Dataset entries:

____________

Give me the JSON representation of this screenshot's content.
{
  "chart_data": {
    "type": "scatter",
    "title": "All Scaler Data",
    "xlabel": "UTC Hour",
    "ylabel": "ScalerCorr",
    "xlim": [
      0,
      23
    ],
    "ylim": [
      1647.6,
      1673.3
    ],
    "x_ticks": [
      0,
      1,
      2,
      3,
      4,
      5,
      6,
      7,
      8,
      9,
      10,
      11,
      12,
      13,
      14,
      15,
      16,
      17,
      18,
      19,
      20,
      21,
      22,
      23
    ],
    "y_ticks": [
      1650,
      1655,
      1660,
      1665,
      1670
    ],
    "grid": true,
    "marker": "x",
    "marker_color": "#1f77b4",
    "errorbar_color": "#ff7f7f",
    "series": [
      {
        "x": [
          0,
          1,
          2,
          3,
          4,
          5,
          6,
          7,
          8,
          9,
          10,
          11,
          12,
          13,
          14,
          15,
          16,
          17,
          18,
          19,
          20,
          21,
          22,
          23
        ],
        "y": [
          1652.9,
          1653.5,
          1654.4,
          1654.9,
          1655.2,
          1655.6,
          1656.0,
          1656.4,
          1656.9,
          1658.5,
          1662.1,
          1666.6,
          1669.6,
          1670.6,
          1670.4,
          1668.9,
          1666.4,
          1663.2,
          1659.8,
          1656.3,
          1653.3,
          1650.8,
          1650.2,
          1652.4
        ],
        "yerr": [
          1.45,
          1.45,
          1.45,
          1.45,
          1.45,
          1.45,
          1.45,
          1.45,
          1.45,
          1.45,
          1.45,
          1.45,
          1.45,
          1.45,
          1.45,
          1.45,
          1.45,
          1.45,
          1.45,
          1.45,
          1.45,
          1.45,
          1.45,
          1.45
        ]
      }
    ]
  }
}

____________

▶ [What you are asked to do]:
Give the complete listing a second time, exactly as it reads.

▶ [Exercise response]:
Give me the JSON representation of this screenshot's content.
{
  "chart_data": {
    "type": "scatter",
    "title": "All Scaler Data",
    "xlabel": "UTC Hour",
    "ylabel": "ScalerCorr",
    "xlim": [
      0,
      23
    ],
    "ylim": [
      1647.6,
      1673.3
    ],
    "x_ticks": [
      0,
      1,
      2,
      3,
      4,
      5,
      6,
      7,
      8,
      9,
      10,
      11,
      12,
      13,
      14,
      15,
      16,
      17,
      18,
      19,
      20,
      21,
      22,
      23
    ],
    "y_ticks": [
      1650,
      1655,
      1660,
      1665,
      1670
    ],
    "grid": true,
    "marker": "x",
    "marker_color": "#1f77b4",
    "errorbar_color": "#ff7f7f",
    "series": [
      {
        "x": [
          0,
          1,
          2,
          3,
          4,
          5,
          6,
          7,
          8,
          9,
          10,
          11,
          12,
          13,
          14,
          15,
          16,
          17,
          18,
          19,
          20,
          21,
          22,
          23
        ],
        "y": [
          1652.9,
          1653.5,
          1654.4,
          1654.9,
          1655.2,
          1655.6,
          1656.0,
          1656.4,
          1656.9,
          1658.5,
          1662.1,
          1666.6,
          1669.6,
          1670.6,
          1670.4,
          1668.9,
          1666.4,
          1663.2,
          1659.8,
          1656.3,
          1653.3,
          1650.8,
          1650.2,
          1652.4
        ],
        "yerr": [
          1.45,
          1.45,
          1.45,
          1.45,
          1.45,
          1.45,
          1.45,
          1.45,
          1.45,
          1.45,
          1.45,
          1.45,
          1.45,
          1.45,
          1.45,
          1.45,
          1.45,
          1.45,
          1.45,
          1.45,
          1.45,
          1.45,
          1.45,
          1.45
        ]
      }
    ]
  }
}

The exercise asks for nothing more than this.